# start of MATERIAL SHOWN

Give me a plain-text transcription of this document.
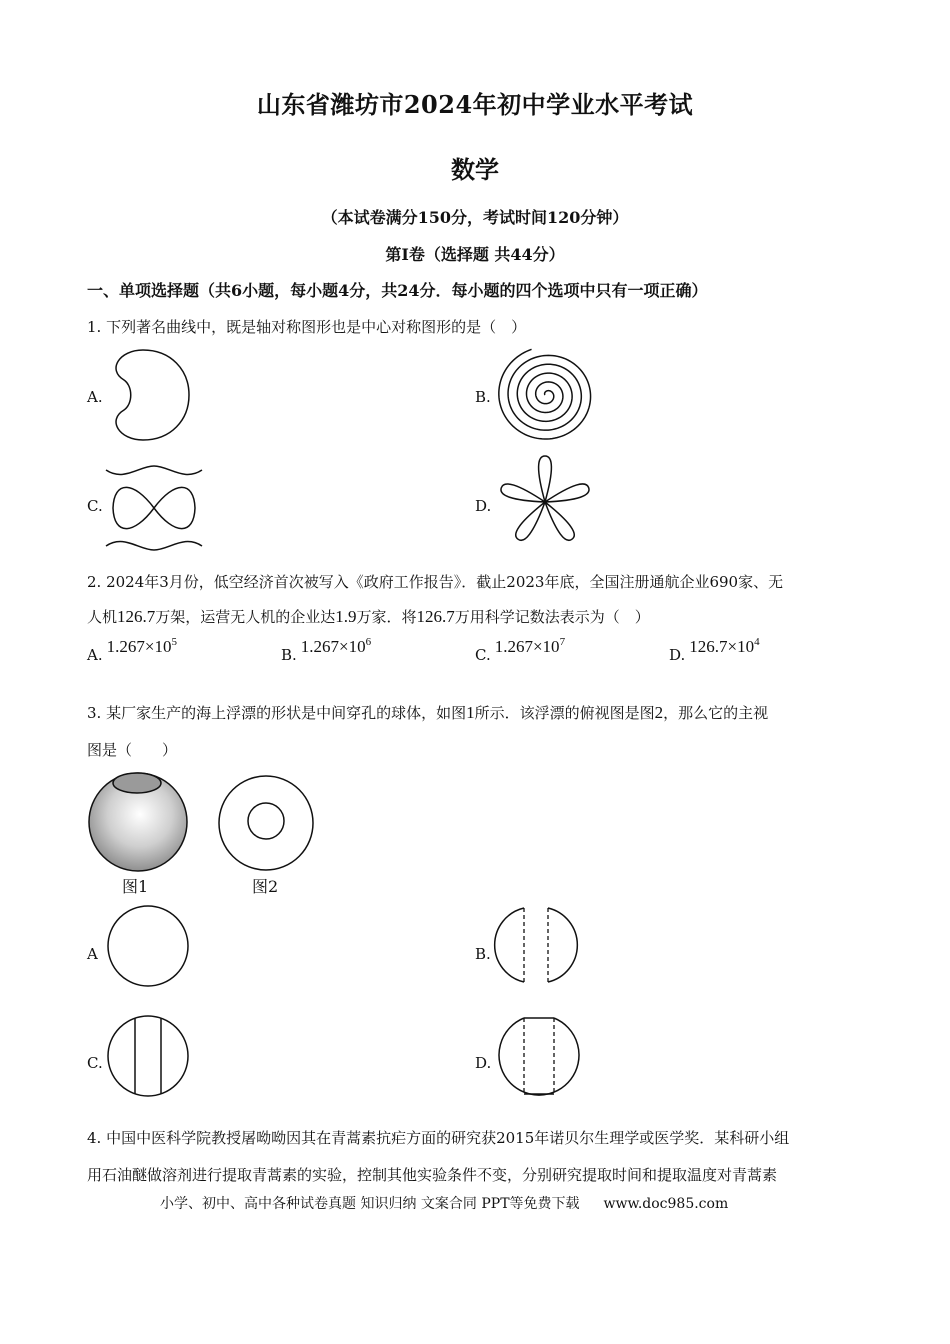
山东省潍坊市2024年初中学业水平考试
数学
（本试卷满分150分，考试时间120分钟）
第Ⅰ卷（选择题 共44分）
一、单项选择题（共6小题，每小题4分，共24分．每小题的四个选项中只有一项正确）
1. 下列著名曲线中，既是轴对称图形也是中心对称图形的是（　）
A.	B.
C.	D.
2. 2024年3月份，低空经济首次被写入《政府工作报告》．截止2023年底，全国注册通航企业690家、无
人机126.7万架，运营无人机的企业达1.9万家．将126.7万用科学记数法表示为（　）
A. $1.267\times 10^5$
B. $1.267\times 10^6$
C. $1.267\times 10^7$
D. $126.7\times 10^4$
3. 某厂家生产的海上浮漂的形状是中间穿孔的球体，如图1所示．该浮漂的俯视图是图2，那么它的主视
图是（　　）
图1	图2
A	B.
C.	D.
4. 中国中医科学院教授屠呦呦因其在青蒿素抗疟方面的研究获2015年诺贝尔生理学或医学奖．某科研小组
用石油醚做溶剂进行提取青蒿素的实验，控制其他实验条件不变，分别研究提取时间和提取温度对青蒿素
小学、初中、高中各种试卷真题 知识归纳 文案合同 PPT等免费下载 www.doc985.com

# end of MATERIAL SHOWN

PROBLEM DETAILS
Gather each line from the listing above that holds "times".

THE COMPLETED TASK
A. $1.267\times 10^5$
B. $1.267\times 10^6$
C. $1.267\times 10^7$
D. $126.7\times 10^4$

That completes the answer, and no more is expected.